Tekst
○ ○ ○ ○

Chciał napompować oponę. 54-latek nie żyje
54-letni mężczyzna na terenie jednej z firm chciał uzupełnić powietrze w oponie. W pewnym momencie doszło jednak do tragedii. Sprawę wyjaśnia policja.
Do zdarzenia doszło w sobotę ok. godz. 18 w Smolicach pod Oświęcimem (woj. małopolskie).
Tragedia pod Oświęcimem. 54-latek zmarł
Trzej mężczyźni w jednej z firm uzupełniali ciśnienie powietrza w oponach do samochodów ciężarowych
- Podczas dopompowywania powietrza jedna z opon wystrzeliła. W wyniku tego 54-latek wpadł do kanału samochodowego, doznając poważnych urazów głowy. Pomimo udzielenia natychmiastowej pomocy przedmedycznej oraz interwencji ratowników, życia mężczyzny nie udało się uratować – przekazała w rozmowie z PAP rzeczniczka oświęcimskiej policji asp. szt. Małgorzata Jurecka.

○ ○ ○ ○

Polecenie
Dopisz dalszy ciąg artykułu o wypadku przy pompowaniu opony w Smolicach. Zacznij zaraz po ostatnim zdaniu.

Zestawienie danych
○ ○ ○ ○

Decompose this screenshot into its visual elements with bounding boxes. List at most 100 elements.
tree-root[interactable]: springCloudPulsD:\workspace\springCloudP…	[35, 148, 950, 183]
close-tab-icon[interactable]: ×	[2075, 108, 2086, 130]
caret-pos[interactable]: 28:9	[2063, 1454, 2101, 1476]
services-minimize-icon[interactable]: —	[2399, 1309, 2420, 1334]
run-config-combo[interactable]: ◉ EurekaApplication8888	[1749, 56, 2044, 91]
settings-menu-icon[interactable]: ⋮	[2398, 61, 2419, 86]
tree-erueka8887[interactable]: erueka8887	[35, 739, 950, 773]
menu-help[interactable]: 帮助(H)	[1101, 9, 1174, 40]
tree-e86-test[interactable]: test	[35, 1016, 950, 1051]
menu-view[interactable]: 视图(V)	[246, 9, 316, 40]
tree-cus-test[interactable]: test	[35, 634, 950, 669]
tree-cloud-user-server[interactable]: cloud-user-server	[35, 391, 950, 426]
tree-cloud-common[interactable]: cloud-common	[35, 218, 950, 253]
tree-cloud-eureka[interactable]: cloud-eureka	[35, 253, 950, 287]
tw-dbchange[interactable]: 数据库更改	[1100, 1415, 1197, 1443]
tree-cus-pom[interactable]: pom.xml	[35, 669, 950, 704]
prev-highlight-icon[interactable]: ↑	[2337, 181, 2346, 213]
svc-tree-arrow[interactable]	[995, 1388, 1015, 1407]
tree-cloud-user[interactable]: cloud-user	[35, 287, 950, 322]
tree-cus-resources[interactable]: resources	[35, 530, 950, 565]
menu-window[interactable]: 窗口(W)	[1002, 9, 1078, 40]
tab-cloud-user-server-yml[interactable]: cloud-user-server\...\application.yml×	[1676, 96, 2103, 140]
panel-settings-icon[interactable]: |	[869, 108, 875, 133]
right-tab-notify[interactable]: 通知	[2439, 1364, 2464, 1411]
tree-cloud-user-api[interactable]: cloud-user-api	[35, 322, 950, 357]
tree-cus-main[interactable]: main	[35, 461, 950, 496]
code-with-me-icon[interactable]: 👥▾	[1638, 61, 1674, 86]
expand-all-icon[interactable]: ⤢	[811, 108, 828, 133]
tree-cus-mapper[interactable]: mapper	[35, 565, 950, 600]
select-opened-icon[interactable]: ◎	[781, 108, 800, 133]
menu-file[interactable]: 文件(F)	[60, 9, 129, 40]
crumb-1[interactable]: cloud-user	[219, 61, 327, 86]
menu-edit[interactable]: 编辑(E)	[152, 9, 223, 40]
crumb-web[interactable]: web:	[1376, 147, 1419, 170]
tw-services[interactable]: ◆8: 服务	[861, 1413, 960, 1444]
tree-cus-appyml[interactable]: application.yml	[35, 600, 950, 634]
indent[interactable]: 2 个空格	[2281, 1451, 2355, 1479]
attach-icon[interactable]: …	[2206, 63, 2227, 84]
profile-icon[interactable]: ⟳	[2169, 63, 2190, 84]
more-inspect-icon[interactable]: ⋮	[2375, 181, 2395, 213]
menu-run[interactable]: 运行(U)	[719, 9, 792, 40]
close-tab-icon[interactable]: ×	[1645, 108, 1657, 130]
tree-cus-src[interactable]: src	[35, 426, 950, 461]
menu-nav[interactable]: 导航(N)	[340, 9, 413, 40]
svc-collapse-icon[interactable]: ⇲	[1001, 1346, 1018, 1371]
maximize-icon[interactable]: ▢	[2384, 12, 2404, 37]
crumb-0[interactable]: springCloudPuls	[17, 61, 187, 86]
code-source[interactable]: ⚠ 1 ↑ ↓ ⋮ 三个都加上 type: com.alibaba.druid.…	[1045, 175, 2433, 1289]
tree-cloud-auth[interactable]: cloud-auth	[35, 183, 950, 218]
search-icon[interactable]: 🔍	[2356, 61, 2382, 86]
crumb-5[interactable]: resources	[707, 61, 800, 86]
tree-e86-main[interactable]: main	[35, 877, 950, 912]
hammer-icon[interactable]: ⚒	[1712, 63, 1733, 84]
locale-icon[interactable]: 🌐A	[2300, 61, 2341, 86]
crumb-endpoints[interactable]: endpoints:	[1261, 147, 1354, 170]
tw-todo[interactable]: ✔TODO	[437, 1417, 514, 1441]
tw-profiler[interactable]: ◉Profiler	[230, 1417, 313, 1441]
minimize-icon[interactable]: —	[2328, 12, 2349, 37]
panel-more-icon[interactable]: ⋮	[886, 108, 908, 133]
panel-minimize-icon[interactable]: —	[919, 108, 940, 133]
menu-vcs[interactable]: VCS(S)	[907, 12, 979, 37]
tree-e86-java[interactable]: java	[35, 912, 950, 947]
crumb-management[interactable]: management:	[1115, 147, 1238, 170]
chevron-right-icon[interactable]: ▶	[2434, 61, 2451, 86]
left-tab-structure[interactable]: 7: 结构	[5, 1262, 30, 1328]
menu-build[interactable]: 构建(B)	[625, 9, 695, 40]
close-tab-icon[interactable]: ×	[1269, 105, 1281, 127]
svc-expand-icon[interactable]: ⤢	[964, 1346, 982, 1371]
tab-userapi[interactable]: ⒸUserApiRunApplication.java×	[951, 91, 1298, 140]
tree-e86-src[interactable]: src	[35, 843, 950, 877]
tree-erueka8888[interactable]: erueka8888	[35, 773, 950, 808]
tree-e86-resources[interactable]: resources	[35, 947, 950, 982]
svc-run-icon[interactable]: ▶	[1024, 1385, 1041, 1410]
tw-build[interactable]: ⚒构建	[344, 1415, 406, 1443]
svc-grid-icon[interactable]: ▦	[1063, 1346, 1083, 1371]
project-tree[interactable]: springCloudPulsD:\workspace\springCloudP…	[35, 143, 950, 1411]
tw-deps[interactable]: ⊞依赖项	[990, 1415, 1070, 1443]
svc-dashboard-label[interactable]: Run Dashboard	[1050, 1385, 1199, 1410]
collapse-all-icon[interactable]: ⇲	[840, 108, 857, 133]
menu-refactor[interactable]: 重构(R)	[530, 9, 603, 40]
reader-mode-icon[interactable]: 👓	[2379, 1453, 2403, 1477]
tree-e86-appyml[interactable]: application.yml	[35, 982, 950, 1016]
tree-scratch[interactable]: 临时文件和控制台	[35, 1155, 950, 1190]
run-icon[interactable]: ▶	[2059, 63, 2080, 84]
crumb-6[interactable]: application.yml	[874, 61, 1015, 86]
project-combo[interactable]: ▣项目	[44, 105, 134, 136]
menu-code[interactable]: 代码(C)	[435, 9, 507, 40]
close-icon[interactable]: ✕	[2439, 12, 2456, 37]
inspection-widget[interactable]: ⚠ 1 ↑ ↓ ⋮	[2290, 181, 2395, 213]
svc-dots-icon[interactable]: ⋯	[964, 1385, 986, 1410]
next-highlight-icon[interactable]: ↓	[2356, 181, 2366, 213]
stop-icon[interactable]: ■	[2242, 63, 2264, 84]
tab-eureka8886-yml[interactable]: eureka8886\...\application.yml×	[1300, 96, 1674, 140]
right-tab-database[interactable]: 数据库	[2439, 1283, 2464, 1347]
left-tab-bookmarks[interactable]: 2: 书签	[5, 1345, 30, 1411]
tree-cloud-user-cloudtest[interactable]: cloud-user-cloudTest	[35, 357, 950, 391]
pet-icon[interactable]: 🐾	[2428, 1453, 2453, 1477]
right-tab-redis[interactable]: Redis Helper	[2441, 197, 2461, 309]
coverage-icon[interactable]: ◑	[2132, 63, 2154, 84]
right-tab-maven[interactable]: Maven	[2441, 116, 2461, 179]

○ ○ ○ ○

Odpowiedź
Zmarły 54-letni mężczyzna pochodził ze Spytkowic. Jak poinformowała funkcjonariuszka, na miejscu przez kilka godzin funkcjonariusze pod nadzorem prokuratora prowadzili czynności, mające na celu wyjaśnić okoliczności tragedii.
Źródło: PAP/"Fakt"/"Dziennik Polski"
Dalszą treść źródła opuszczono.